───── Data rows ─────

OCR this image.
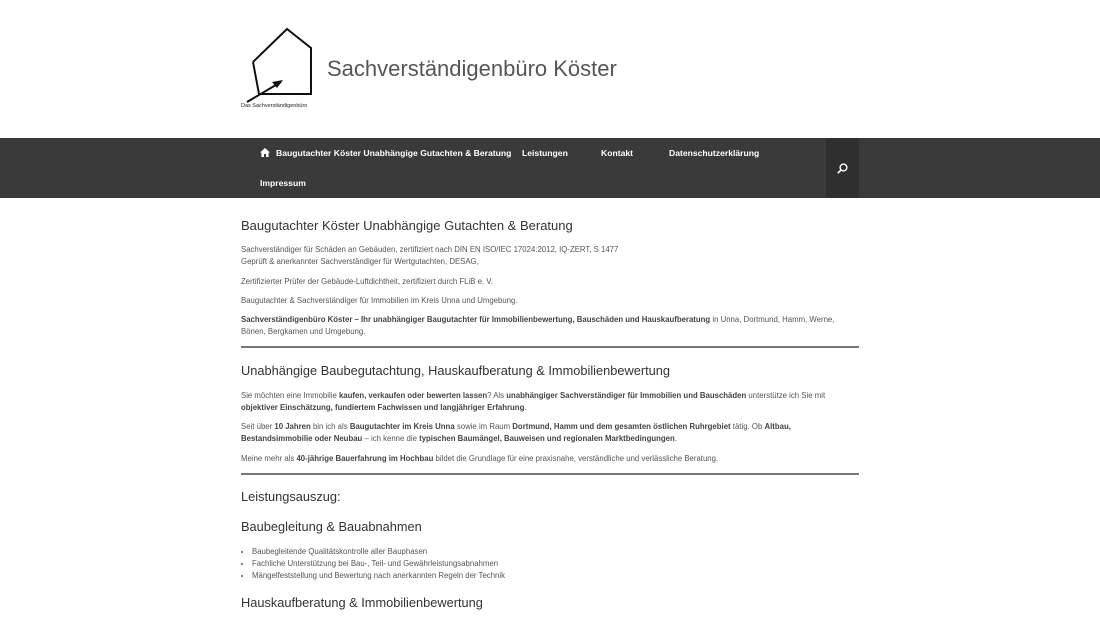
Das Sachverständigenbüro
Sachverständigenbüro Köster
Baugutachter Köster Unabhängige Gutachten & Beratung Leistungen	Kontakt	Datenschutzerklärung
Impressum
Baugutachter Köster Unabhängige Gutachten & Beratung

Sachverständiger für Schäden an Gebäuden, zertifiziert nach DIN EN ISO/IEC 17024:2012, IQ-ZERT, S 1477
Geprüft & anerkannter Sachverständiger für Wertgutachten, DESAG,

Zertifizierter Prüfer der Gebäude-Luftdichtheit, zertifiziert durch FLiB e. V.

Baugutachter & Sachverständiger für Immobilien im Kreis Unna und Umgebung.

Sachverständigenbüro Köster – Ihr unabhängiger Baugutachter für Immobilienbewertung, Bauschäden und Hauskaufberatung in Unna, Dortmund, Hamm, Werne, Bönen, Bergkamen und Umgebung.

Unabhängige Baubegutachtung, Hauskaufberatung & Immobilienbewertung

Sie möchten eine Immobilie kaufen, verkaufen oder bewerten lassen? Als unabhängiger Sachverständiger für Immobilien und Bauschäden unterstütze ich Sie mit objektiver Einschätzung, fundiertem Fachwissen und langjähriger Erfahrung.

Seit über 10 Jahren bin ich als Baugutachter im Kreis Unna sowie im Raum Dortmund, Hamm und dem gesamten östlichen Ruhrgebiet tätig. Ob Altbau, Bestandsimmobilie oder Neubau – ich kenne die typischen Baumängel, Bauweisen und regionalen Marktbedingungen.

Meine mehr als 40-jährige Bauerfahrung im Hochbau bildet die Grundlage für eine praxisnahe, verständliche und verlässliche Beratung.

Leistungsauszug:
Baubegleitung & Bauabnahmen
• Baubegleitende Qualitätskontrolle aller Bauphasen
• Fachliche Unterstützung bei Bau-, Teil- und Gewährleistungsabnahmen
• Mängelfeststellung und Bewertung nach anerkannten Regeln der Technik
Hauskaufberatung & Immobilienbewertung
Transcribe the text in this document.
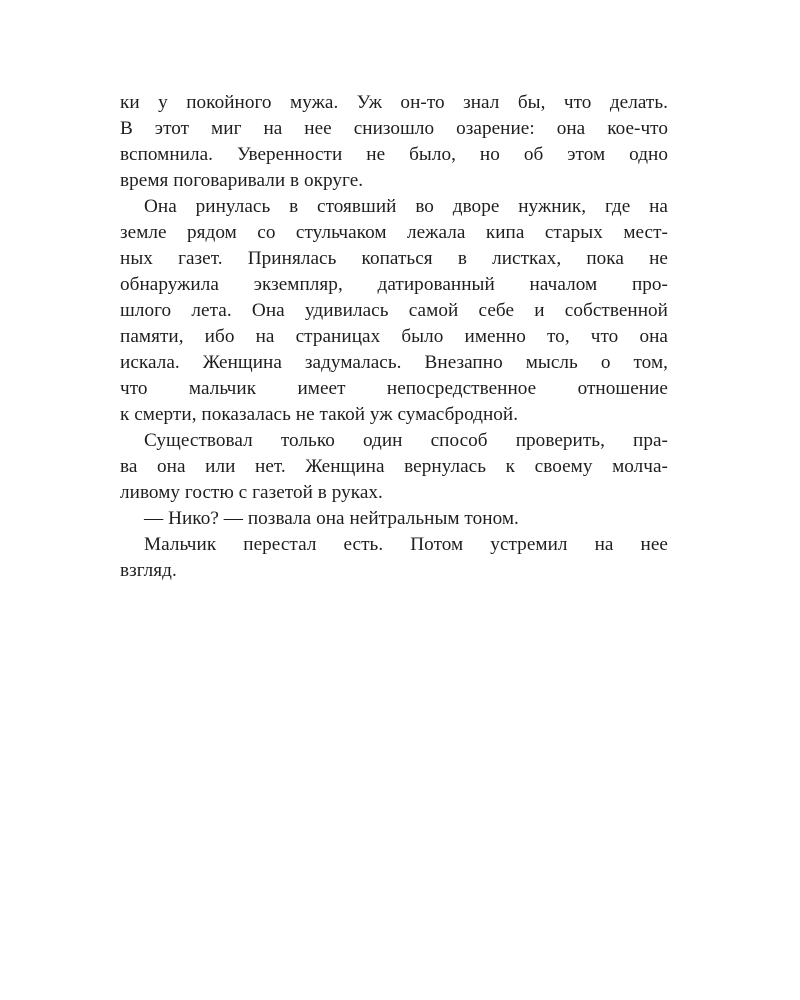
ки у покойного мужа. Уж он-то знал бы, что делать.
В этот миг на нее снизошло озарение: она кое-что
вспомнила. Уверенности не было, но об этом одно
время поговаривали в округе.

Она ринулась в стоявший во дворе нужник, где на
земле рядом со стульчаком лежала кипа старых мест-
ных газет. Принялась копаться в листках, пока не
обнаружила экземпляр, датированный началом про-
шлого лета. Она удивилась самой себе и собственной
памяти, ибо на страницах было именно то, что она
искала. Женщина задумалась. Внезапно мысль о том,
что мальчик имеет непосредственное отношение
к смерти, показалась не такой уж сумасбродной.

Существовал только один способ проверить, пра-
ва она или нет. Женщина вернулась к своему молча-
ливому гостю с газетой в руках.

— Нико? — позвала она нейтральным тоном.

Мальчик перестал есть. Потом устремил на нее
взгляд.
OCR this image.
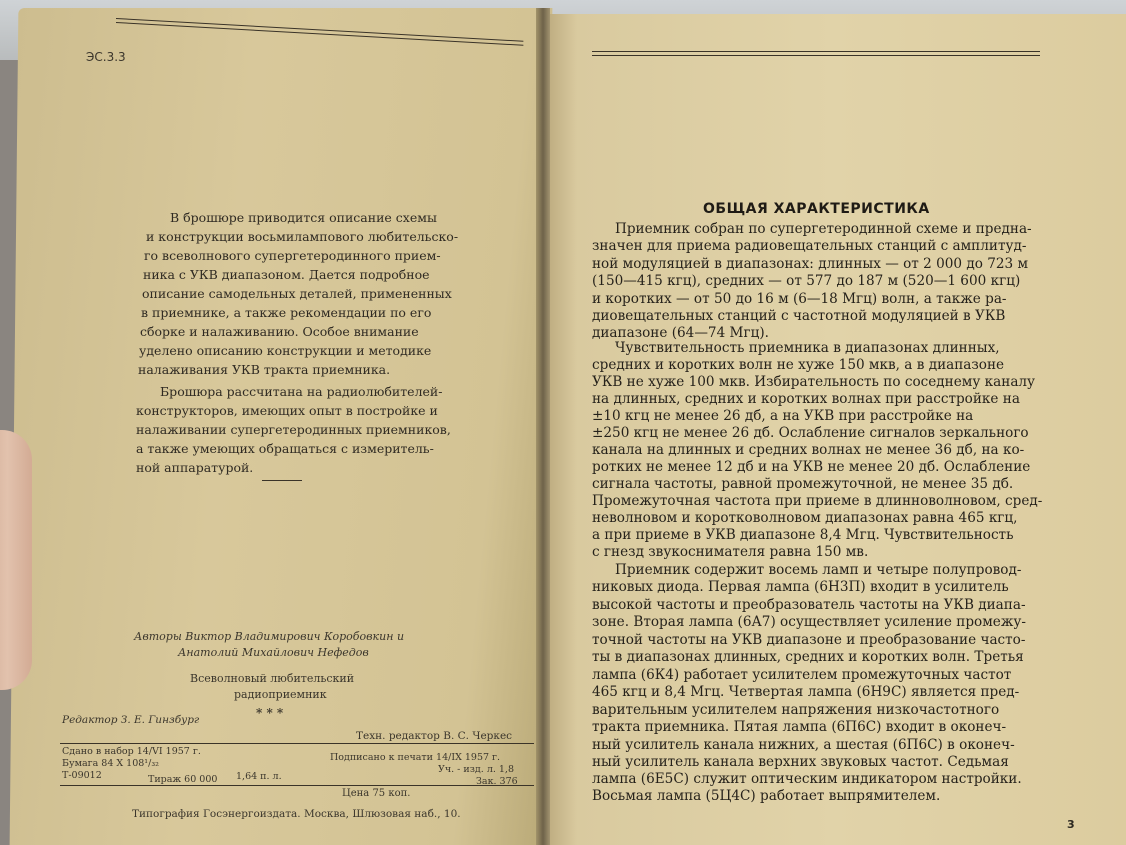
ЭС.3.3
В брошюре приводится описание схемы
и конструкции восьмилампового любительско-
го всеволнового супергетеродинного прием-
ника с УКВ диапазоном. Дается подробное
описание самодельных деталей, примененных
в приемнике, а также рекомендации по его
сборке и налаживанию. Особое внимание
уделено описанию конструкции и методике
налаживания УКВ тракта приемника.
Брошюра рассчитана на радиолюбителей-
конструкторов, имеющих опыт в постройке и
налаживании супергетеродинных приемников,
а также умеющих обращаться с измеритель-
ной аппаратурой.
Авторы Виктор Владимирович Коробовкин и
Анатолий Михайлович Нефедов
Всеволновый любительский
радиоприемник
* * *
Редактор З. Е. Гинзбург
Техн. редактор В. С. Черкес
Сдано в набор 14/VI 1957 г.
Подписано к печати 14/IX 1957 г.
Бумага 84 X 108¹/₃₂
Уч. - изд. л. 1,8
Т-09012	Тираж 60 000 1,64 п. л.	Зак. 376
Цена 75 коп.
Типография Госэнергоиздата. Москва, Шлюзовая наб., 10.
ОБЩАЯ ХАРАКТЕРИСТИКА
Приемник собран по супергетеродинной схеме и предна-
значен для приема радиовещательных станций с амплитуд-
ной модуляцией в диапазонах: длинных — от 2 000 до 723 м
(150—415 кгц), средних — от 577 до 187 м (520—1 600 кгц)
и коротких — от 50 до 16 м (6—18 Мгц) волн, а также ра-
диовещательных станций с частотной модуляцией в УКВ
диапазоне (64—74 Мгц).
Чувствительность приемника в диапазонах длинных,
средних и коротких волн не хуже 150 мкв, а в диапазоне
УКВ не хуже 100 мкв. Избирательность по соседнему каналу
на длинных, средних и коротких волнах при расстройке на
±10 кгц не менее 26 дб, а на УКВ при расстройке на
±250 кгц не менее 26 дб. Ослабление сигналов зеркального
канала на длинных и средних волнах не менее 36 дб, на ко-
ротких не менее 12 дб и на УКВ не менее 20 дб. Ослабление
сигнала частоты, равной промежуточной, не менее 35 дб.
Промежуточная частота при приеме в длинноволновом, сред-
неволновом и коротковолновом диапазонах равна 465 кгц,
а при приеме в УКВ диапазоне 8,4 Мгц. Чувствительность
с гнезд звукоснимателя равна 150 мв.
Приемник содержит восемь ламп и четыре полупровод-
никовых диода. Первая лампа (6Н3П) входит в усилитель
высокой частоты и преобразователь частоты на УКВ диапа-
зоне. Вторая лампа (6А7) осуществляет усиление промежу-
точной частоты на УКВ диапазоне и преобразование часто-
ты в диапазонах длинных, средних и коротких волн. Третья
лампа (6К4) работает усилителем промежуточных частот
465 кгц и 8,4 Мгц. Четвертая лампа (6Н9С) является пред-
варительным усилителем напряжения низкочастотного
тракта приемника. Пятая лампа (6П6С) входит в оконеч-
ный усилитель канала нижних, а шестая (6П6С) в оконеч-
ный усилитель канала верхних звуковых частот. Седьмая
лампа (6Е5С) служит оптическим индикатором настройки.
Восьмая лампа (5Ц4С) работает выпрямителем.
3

─────
───── Data rows ─────

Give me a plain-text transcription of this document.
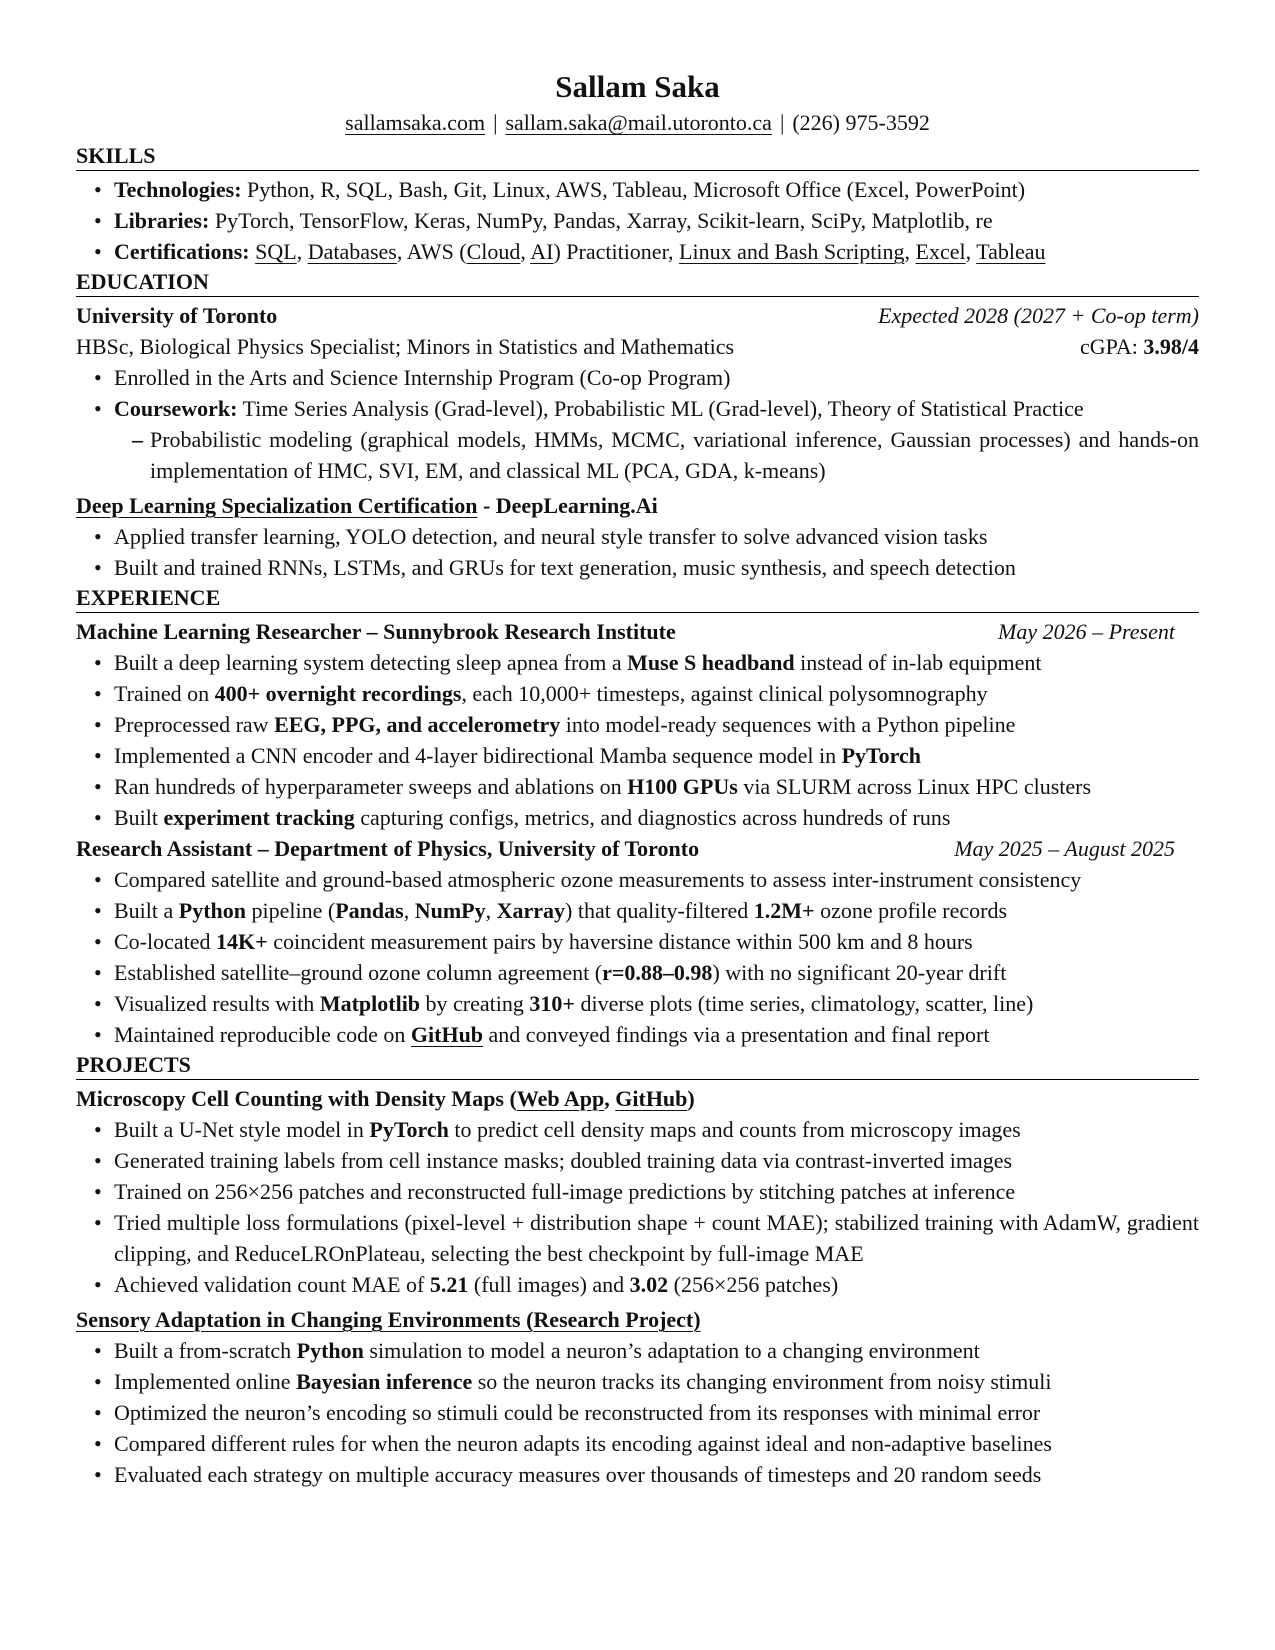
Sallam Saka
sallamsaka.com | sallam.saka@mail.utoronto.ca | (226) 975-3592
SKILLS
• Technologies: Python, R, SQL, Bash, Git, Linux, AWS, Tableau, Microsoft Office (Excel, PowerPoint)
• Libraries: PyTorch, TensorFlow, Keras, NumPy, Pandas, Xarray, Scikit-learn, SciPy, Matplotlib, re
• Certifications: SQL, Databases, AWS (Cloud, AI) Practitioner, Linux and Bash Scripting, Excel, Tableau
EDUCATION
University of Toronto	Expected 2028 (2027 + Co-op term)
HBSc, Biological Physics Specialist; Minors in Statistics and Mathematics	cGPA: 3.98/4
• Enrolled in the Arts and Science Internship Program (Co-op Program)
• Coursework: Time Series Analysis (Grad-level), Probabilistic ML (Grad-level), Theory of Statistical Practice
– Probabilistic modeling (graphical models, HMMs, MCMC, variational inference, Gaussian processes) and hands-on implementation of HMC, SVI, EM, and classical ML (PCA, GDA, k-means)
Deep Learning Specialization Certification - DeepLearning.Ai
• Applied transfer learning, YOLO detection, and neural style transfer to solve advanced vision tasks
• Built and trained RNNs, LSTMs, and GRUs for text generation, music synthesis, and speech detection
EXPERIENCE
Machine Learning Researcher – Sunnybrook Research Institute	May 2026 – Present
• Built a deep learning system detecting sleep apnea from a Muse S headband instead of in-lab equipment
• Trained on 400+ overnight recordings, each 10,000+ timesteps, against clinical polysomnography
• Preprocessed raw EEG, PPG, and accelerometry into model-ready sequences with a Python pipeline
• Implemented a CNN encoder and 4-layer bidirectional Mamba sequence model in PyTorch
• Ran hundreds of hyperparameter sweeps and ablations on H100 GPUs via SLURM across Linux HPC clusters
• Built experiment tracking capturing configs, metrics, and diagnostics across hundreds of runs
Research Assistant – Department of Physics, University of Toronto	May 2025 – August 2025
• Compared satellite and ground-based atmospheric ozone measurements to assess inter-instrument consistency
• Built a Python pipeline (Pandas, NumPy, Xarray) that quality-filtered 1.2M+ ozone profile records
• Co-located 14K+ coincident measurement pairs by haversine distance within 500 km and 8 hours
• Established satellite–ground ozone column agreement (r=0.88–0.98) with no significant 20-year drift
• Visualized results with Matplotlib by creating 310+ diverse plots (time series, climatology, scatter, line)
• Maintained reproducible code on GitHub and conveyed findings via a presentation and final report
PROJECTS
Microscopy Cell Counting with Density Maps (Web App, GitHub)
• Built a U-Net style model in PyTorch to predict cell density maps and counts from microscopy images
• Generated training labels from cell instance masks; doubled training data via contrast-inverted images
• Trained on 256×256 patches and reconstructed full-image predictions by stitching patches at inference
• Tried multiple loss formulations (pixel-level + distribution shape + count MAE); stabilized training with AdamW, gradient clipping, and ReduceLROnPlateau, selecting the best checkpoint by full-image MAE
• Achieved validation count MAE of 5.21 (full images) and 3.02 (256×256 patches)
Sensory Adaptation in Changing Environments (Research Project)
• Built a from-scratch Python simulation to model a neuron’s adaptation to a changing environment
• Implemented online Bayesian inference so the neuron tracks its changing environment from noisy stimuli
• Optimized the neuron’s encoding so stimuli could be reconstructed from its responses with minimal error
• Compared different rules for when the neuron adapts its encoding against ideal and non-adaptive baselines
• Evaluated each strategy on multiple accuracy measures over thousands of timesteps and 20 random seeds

─────

Copy out each line of the data containing the string "приеме".

Промежуточная частота при приеме в длинноволновом, сред-
а при приеме в УКВ диапазоне 8,4 Мгц. Чувствительность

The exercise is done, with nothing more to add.